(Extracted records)
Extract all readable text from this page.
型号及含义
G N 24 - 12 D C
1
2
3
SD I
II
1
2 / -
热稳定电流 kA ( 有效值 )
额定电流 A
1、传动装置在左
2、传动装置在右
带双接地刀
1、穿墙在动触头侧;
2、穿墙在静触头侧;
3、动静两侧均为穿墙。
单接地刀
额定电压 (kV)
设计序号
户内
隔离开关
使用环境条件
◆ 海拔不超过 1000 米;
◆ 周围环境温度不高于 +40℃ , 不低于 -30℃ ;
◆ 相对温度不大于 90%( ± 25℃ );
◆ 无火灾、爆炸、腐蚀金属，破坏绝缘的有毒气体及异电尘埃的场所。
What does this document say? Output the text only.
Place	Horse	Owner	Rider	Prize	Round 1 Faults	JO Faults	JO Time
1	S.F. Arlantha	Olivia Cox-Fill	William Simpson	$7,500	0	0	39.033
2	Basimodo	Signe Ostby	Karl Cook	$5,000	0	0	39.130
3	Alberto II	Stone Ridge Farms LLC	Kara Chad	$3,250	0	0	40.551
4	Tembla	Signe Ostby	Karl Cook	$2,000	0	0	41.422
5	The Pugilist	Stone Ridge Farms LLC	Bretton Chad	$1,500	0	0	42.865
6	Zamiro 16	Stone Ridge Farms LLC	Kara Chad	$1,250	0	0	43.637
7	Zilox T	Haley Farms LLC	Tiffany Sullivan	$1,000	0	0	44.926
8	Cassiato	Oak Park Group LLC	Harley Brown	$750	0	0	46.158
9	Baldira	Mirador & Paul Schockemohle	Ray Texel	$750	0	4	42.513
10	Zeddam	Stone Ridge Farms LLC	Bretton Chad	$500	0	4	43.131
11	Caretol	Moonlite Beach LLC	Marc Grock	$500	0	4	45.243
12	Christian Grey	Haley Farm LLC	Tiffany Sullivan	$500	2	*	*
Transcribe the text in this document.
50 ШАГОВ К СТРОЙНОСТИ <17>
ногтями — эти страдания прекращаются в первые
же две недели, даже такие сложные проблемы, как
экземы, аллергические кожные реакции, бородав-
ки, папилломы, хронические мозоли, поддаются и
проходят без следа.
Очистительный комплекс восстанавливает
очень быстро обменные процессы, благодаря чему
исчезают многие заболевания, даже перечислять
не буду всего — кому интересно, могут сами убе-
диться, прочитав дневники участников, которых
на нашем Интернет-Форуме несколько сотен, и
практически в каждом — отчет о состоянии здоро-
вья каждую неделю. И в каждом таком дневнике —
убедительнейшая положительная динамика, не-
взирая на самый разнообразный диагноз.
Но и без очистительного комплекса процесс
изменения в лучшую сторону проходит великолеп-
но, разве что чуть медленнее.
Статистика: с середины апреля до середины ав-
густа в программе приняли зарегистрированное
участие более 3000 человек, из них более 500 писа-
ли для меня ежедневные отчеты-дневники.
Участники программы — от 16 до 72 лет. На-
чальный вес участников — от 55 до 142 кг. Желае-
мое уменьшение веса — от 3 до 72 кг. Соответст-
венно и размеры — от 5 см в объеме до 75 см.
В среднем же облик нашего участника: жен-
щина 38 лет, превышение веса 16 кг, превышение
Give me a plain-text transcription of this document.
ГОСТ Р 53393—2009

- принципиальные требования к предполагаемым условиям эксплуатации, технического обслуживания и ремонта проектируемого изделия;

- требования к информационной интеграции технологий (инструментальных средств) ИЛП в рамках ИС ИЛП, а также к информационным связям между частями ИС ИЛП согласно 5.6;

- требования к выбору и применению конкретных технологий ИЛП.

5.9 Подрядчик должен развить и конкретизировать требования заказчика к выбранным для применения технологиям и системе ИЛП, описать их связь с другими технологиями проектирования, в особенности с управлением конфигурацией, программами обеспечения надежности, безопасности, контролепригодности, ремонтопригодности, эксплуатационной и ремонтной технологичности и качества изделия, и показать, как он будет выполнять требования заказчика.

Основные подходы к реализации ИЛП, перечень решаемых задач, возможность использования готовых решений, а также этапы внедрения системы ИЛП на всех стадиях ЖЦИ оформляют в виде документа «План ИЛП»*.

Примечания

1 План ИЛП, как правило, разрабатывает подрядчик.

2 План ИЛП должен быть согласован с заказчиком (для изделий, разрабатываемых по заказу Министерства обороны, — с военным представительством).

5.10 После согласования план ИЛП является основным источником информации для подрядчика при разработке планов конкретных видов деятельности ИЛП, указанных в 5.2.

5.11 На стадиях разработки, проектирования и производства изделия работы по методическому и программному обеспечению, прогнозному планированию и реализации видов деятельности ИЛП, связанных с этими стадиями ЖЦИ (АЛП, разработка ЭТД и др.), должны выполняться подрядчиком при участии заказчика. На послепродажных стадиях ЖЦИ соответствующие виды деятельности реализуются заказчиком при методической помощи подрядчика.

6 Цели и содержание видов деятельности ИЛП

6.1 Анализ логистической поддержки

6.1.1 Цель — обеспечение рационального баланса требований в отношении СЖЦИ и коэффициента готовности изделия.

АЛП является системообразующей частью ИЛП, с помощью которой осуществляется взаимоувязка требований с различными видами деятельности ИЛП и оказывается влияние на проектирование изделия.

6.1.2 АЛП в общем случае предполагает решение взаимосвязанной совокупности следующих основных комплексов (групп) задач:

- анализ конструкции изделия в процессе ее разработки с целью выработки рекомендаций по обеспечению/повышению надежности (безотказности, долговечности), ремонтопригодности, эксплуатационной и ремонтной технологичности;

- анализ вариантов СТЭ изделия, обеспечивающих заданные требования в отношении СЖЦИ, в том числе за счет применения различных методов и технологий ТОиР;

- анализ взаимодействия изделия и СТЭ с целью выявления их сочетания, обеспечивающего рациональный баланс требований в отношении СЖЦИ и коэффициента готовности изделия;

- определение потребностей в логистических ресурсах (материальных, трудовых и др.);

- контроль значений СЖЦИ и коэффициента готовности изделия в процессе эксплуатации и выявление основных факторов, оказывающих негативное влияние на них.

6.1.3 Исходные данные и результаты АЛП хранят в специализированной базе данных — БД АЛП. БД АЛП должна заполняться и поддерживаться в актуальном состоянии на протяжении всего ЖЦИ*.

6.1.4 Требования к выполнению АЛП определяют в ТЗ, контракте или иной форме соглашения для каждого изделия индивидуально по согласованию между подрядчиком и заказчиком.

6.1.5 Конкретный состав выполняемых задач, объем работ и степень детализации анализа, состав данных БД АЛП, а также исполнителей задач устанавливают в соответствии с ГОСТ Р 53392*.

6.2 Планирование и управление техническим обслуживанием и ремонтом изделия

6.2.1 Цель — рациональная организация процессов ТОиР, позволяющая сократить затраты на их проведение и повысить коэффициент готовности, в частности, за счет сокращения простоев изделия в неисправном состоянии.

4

• **SET EXERCISE**:
Go through the listing above and list every line that has the word "является".

• **WRITTEN RESPONSE**:
5.10 После согласования план ИЛП является основным источником информации для подрядчика при разработке планов конкретных видов деятельности ИЛП, указанных в 5.2.
АЛП является системообразующей частью ИЛП, с помощью которой осуществляется взаимоувязка требований с различными видами деятельности ИЛП и оказывается влияние на проектирование изделия.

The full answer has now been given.